» **TASK TO COMPLETE**
Your task is to repeat the listing exactly.

» **INFORMATION SUPPLIED**
* start *

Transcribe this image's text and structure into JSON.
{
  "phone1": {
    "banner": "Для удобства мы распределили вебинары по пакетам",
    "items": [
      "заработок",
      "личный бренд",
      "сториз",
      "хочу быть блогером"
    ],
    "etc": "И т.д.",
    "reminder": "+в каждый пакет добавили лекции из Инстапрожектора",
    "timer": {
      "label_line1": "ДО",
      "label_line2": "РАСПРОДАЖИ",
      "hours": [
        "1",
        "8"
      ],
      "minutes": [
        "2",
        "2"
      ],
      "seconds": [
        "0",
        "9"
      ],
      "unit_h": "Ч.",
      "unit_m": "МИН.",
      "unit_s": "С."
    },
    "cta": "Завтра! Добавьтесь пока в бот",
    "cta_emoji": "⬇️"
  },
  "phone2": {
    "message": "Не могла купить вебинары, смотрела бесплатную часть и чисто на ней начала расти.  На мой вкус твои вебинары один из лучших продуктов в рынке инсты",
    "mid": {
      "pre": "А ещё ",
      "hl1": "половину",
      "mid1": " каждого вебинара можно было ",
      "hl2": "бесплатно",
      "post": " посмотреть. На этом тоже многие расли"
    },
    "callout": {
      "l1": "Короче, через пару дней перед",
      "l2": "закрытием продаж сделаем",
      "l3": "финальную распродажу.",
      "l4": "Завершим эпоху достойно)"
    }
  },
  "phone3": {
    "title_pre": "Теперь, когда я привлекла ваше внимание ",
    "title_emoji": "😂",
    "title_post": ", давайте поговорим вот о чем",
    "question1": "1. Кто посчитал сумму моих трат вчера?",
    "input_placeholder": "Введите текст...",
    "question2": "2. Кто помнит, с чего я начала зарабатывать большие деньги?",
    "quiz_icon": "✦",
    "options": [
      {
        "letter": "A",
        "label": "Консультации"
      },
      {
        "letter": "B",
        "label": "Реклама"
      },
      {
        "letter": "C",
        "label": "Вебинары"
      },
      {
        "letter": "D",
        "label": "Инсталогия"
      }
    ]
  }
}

* end *

» **RESPONSE FOR THIS EXERCISE**
Transcribe this image's text and structure into JSON.
{
  "phone1": {
    "banner": "Для удобства мы распределили вебинары по пакетам",
    "items": [
      "заработок",
      "личный бренд",
      "сториз",
      "хочу быть блогером"
    ],
    "etc": "И т.д.",
    "reminder": "+в каждый пакет добавили лекции из Инстапрожектора",
    "timer": {
      "label_line1": "ДО",
      "label_line2": "РАСПРОДАЖИ",
      "hours": [
        "1",
        "8"
      ],
      "minutes": [
        "2",
        "2"
      ],
      "seconds": [
        "0",
        "9"
      ],
      "unit_h": "Ч.",
      "unit_m": "МИН.",
      "unit_s": "С."
    },
    "cta": "Завтра! Добавьтесь пока в бот",
    "cta_emoji": "⬇️"
  },
  "phone2": {
    "message": "Не могла купить вебинары, смотрела бесплатную часть и чисто на ней начала расти.  На мой вкус твои вебинары один из лучших продуктов в рынке инсты",
    "mid": {
      "pre": "А ещё ",
      "hl1": "половину",
      "mid1": " каждого вебинара можно было ",
      "hl2": "бесплатно",
      "post": " посмотреть. На этом тоже многие расли"
    },
    "callout": {
      "l1": "Короче, через пару дней перед",
      "l2": "закрытием продаж сделаем",
      "l3": "финальную распродажу.",
      "l4": "Завершим эпоху достойно)"
    }
  },
  "phone3": {
    "title_pre": "Теперь, когда я привлекла ваше внимание ",
    "title_emoji": "😂",
    "title_post": ", давайте поговорим вот о чем",
    "question1": "1. Кто посчитал сумму моих трат вчера?",
    "input_placeholder": "Введите текст...",
    "question2": "2. Кто помнит, с чего я начала зарабатывать большие деньги?",
    "quiz_icon": "✦",
    "options": [
      {
        "letter": "A",
        "label": "Консультации"
      },
      {
        "letter": "B",
        "label": "Реклама"
      },
      {
        "letter": "C",
        "label": "Вебинары"
      },
      {
        "letter": "D",
        "label": "Инсталогия"
      }
    ]
  }
}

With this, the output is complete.